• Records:
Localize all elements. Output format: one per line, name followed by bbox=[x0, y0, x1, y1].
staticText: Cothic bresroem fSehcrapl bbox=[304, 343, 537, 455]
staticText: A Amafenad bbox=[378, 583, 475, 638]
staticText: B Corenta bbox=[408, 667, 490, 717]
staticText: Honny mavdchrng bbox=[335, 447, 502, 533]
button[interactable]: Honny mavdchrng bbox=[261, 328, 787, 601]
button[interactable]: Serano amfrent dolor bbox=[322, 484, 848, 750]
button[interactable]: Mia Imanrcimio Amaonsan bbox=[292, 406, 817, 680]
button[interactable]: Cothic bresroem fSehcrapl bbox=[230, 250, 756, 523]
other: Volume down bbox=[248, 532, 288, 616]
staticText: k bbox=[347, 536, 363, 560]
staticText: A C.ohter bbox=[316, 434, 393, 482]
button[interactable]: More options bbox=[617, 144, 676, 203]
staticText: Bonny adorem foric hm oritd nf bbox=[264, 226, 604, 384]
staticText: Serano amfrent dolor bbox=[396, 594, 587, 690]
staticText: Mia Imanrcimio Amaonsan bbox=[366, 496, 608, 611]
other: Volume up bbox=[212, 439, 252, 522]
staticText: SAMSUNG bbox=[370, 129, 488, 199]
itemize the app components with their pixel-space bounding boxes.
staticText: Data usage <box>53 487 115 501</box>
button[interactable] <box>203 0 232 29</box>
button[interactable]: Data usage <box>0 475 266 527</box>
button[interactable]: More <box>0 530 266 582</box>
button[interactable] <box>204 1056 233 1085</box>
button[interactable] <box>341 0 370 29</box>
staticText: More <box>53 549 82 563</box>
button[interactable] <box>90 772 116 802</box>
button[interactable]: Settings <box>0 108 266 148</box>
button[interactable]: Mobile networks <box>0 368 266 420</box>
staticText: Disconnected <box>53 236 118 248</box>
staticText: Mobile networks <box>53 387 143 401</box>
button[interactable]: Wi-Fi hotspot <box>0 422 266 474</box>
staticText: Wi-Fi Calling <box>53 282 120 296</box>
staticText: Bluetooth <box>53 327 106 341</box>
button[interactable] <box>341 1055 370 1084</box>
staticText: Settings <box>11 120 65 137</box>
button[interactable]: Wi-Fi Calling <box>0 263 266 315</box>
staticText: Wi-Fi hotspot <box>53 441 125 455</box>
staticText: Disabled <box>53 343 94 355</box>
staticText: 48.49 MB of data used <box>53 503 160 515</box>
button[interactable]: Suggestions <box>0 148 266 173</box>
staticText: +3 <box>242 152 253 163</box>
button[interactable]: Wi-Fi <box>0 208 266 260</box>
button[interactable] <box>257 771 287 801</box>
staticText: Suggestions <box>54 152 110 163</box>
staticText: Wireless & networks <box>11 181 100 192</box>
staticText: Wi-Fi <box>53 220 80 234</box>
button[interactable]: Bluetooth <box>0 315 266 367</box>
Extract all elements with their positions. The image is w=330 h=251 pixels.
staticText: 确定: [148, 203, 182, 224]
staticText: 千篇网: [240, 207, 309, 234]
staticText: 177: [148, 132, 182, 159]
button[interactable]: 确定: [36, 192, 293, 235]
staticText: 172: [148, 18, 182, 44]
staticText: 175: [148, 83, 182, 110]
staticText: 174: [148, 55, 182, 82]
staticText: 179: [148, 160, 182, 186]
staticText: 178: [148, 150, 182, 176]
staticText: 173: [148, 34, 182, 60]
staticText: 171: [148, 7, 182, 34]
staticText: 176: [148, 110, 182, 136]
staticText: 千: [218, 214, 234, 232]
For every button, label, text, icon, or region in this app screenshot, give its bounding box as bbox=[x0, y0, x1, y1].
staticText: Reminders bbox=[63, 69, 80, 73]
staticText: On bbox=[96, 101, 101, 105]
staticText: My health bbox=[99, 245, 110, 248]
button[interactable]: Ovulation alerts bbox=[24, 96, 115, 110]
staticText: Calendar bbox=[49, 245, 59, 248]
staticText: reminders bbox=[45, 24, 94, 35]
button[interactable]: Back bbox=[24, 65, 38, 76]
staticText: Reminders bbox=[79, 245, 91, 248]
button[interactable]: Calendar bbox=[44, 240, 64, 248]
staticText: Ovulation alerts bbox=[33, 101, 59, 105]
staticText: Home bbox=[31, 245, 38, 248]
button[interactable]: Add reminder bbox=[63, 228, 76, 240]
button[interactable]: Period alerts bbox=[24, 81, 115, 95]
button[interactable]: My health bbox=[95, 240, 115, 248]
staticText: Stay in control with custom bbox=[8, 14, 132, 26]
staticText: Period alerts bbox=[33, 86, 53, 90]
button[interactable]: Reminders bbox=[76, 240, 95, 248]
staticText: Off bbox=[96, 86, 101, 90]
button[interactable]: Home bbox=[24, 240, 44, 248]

• REQUIRED TASK:
Gather every line in the records above that contains the word "Cothic" and copy each one in full.

• PROBLEM SOLUTION:
staticText: Cothic bresroem fSehcrapl bbox=[304, 343, 537, 455]
button[interactable]: Cothic bresroem fSehcrapl bbox=[230, 250, 756, 523]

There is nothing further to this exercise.